▶ WHAT YOU SHOULD DO
Look at the entries below and reproduce them exactly.

+--

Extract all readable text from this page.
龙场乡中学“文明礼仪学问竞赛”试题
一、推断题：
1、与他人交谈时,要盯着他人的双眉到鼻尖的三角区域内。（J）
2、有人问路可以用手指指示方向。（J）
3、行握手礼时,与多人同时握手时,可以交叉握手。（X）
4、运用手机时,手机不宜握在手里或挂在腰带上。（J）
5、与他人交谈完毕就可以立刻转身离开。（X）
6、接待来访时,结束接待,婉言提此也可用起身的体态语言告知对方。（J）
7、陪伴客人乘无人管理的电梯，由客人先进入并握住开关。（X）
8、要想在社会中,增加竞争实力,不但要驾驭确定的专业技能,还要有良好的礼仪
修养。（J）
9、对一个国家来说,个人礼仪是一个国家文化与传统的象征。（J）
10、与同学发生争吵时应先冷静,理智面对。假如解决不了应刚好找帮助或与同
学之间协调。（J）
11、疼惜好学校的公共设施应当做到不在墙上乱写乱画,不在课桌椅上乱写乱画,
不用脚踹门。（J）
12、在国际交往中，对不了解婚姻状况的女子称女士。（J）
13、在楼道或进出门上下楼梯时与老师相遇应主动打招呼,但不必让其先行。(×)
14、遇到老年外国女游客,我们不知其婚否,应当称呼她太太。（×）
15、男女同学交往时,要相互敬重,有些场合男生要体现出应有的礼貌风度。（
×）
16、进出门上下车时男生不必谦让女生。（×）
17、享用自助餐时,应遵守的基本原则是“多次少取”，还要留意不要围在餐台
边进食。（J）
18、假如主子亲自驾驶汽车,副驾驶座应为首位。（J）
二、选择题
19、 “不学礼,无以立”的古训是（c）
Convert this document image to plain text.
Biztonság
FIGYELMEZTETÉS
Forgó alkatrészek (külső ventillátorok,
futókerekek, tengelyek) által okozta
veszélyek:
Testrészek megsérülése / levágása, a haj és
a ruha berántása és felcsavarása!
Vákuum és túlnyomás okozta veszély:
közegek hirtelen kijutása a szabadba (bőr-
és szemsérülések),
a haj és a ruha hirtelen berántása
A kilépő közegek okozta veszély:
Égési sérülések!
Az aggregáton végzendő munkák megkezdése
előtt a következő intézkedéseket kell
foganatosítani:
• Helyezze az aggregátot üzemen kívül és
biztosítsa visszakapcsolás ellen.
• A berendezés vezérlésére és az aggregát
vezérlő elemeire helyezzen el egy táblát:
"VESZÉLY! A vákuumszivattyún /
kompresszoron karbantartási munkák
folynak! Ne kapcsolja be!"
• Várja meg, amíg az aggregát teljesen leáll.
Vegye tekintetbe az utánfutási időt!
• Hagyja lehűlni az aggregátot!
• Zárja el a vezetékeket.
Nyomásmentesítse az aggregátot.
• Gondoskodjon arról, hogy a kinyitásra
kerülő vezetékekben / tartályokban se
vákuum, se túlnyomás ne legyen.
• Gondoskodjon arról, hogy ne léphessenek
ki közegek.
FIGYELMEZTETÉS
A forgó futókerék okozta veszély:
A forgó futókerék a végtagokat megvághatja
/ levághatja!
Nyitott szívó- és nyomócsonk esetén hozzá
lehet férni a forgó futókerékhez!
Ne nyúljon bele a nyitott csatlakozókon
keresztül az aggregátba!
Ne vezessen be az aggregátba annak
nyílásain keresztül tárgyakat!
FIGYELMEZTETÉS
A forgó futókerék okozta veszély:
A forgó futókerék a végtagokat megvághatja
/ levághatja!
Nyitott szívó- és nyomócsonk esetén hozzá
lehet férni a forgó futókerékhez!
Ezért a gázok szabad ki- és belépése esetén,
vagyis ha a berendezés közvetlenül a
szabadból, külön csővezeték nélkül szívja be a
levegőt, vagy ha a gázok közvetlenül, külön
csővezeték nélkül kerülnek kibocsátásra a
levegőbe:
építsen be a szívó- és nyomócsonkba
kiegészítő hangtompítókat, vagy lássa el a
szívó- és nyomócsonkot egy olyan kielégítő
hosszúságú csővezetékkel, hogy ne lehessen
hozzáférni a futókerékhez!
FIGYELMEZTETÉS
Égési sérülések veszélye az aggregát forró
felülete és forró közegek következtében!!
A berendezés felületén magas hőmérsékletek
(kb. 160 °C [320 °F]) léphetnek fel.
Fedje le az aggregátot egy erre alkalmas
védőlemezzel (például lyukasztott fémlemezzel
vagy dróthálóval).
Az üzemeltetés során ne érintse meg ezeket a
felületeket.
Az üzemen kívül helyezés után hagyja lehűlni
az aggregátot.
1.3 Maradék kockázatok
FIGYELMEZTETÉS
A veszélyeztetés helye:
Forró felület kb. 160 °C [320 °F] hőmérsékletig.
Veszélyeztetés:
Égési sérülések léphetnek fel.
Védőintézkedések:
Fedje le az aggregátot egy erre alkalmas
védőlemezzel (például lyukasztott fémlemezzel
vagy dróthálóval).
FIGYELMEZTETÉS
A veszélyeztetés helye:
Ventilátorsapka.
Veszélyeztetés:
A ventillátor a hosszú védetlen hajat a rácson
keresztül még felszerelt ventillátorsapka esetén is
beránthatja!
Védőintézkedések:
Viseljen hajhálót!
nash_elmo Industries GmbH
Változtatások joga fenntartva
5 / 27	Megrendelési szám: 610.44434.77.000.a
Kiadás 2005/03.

+--

▶ WRITTEN ANSWER
Extract all readable text from this page.
龙场乡中学“文明礼仪学问竞赛”试题
一、推断题：
1、与他人交谈时,要盯着他人的双眉到鼻尖的三角区域内。（J）
2、有人问路可以用手指指示方向。（J）
3、行握手礼时,与多人同时握手时,可以交叉握手。（X）
4、运用手机时,手机不宜握在手里或挂在腰带上。（J）
5、与他人交谈完毕就可以立刻转身离开。（X）
6、接待来访时,结束接待,婉言提此也可用起身的体态语言告知对方。（J）
7、陪伴客人乘无人管理的电梯，由客人先进入并握住开关。（X）
8、要想在社会中,增加竞争实力,不但要驾驭确定的专业技能,还要有良好的礼仪
修养。（J）
9、对一个国家来说,个人礼仪是一个国家文化与传统的象征。（J）
10、与同学发生争吵时应先冷静,理智面对。假如解决不了应刚好找帮助或与同
学之间协调。（J）
11、疼惜好学校的公共设施应当做到不在墙上乱写乱画,不在课桌椅上乱写乱画,
不用脚踹门。（J）
12、在国际交往中，对不了解婚姻状况的女子称女士。（J）
13、在楼道或进出门上下楼梯时与老师相遇应主动打招呼,但不必让其先行。(×)
14、遇到老年外国女游客,我们不知其婚否,应当称呼她太太。（×）
15、男女同学交往时,要相互敬重,有些场合男生要体现出应有的礼貌风度。（
×）
16、进出门上下车时男生不必谦让女生。（×）
17、享用自助餐时,应遵守的基本原则是“多次少取”，还要留意不要围在餐台
边进食。（J）
18、假如主子亲自驾驶汽车,副驾驶座应为首位。（J）
二、选择题
19、 “不学礼,无以立”的古训是（c）
Convert this document image to plain text.
Biztonság
FIGYELMEZTETÉS
Forgó alkatrészek (külső ventillátorok,
futókerekek, tengelyek) által okozta
veszélyek:
Testrészek megsérülése / levágása, a haj és
a ruha berántása és felcsavarása!
Vákuum és túlnyomás okozta veszély:
közegek hirtelen kijutása a szabadba (bőr-
és szemsérülések),
a haj és a ruha hirtelen berántása
A kilépő közegek okozta veszély:
Égési sérülések!
Az aggregáton végzendő munkák megkezdése
előtt a következő intézkedéseket kell
foganatosítani:
• Helyezze az aggregátot üzemen kívül és
biztosítsa visszakapcsolás ellen.
• A berendezés vezérlésére és az aggregát
vezérlő elemeire helyezzen el egy táblát:
"VESZÉLY! A vákuumszivattyún /
kompresszoron karbantartási munkák
folynak! Ne kapcsolja be!"
• Várja meg, amíg az aggregát teljesen leáll.
Vegye tekintetbe az utánfutási időt!
• Hagyja lehűlni az aggregátot!
• Zárja el a vezetékeket.
Nyomásmentesítse az aggregátot.
• Gondoskodjon arról, hogy a kinyitásra
kerülő vezetékekben / tartályokban se
vákuum, se túlnyomás ne legyen.
• Gondoskodjon arról, hogy ne léphessenek
ki közegek.
FIGYELMEZTETÉS
A forgó futókerék okozta veszély:
A forgó futókerék a végtagokat megvághatja
/ levághatja!
Nyitott szívó- és nyomócsonk esetén hozzá
lehet férni a forgó futókerékhez!
Ne nyúljon bele a nyitott csatlakozókon
keresztül az aggregátba!
Ne vezessen be az aggregátba annak
nyílásain keresztül tárgyakat!
FIGYELMEZTETÉS
A forgó futókerék okozta veszély:
A forgó futókerék a végtagokat megvághatja
/ levághatja!
Nyitott szívó- és nyomócsonk esetén hozzá
lehet férni a forgó futókerékhez!
Ezért a gázok szabad ki- és belépése esetén,
vagyis ha a berendezés közvetlenül a
szabadból, külön csővezeték nélkül szívja be a
levegőt, vagy ha a gázok közvetlenül, külön
csővezeték nélkül kerülnek kibocsátásra a
levegőbe:
építsen be a szívó- és nyomócsonkba
kiegészítő hangtompítókat, vagy lássa el a
szívó- és nyomócsonkot egy olyan kielégítő
hosszúságú csővezetékkel, hogy ne lehessen
hozzáférni a futókerékhez!
FIGYELMEZTETÉS
Égési sérülések veszélye az aggregát forró
felülete és forró közegek következtében!!
A berendezés felületén magas hőmérsékletek
(kb. 160 °C [320 °F]) léphetnek fel.
Fedje le az aggregátot egy erre alkalmas
védőlemezzel (például lyukasztott fémlemezzel
vagy dróthálóval).
Az üzemeltetés során ne érintse meg ezeket a
felületeket.
Az üzemen kívül helyezés után hagyja lehűlni
az aggregátot.
1.3 Maradék kockázatok
FIGYELMEZTETÉS
A veszélyeztetés helye:
Forró felület kb. 160 °C [320 °F] hőmérsékletig.
Veszélyeztetés:
Égési sérülések léphetnek fel.
Védőintézkedések:
Fedje le az aggregátot egy erre alkalmas
védőlemezzel (például lyukasztott fémlemezzel
vagy dróthálóval).
FIGYELMEZTETÉS
A veszélyeztetés helye:
Ventilátorsapka.
Veszélyeztetés:
A ventillátor a hosszú védetlen hajat a rácson
keresztül még felszerelt ventillátorsapka esetén is
beránthatja!
Védőintézkedések:
Viseljen hajhálót!
nash_elmo Industries GmbH
Változtatások joga fenntartva
5 / 27	Megrendelési szám: 610.44434.77.000.a
Kiadás 2005/03.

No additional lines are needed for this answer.